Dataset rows
---+---
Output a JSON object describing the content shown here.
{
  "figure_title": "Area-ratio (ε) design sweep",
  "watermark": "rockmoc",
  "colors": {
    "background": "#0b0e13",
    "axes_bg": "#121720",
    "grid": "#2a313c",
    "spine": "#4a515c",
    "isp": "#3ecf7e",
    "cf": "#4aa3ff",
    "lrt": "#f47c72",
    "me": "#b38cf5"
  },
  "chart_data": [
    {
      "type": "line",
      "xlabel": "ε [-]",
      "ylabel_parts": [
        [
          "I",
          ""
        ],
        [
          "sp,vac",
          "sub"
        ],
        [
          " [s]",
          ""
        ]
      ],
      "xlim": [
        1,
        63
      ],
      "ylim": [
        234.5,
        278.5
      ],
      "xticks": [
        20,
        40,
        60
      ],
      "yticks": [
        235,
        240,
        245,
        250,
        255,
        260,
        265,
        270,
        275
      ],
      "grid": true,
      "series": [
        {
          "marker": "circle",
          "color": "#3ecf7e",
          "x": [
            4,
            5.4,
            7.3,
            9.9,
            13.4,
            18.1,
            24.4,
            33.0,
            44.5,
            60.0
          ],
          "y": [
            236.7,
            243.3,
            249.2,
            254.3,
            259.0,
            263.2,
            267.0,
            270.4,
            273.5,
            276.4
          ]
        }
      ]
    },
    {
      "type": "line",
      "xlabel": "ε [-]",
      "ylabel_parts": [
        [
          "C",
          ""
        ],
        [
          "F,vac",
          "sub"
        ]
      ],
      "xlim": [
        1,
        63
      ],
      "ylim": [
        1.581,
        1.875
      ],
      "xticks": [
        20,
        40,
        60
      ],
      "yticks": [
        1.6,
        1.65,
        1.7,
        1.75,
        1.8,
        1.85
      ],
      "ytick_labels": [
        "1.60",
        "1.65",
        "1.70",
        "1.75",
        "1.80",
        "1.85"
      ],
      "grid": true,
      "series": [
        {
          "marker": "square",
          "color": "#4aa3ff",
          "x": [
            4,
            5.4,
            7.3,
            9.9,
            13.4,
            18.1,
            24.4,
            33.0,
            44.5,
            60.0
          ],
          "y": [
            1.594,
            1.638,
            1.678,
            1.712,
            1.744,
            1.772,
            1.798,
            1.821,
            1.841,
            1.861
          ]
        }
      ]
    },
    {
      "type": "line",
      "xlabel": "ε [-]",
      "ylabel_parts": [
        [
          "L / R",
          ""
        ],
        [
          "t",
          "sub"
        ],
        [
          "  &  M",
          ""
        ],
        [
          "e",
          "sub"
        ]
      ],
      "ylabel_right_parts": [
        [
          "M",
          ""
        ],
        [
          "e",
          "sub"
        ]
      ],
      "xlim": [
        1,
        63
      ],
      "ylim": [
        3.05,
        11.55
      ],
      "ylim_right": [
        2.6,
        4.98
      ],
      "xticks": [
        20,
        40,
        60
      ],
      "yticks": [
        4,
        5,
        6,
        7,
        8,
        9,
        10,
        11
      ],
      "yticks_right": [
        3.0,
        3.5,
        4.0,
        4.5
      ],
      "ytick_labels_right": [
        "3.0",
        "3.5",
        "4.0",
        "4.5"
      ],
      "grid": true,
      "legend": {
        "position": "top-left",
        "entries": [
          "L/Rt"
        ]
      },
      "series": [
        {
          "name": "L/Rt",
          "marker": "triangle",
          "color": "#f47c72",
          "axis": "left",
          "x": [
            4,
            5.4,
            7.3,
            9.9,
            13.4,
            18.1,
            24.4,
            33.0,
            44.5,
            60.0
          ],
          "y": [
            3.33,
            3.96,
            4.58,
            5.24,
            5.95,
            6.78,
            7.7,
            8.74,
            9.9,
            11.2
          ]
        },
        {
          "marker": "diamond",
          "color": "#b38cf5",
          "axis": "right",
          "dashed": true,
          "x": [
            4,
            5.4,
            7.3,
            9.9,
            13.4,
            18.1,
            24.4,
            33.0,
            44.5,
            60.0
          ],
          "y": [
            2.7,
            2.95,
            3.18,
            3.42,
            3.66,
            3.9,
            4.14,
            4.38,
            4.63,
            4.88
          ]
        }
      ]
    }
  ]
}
---+---
Problem to solve
Find all lines with "marker" in them and copy each one.

Written solution
          "marker": "circle",
          "marker": "square",
          "marker": "triangle",
          "marker": "diamond",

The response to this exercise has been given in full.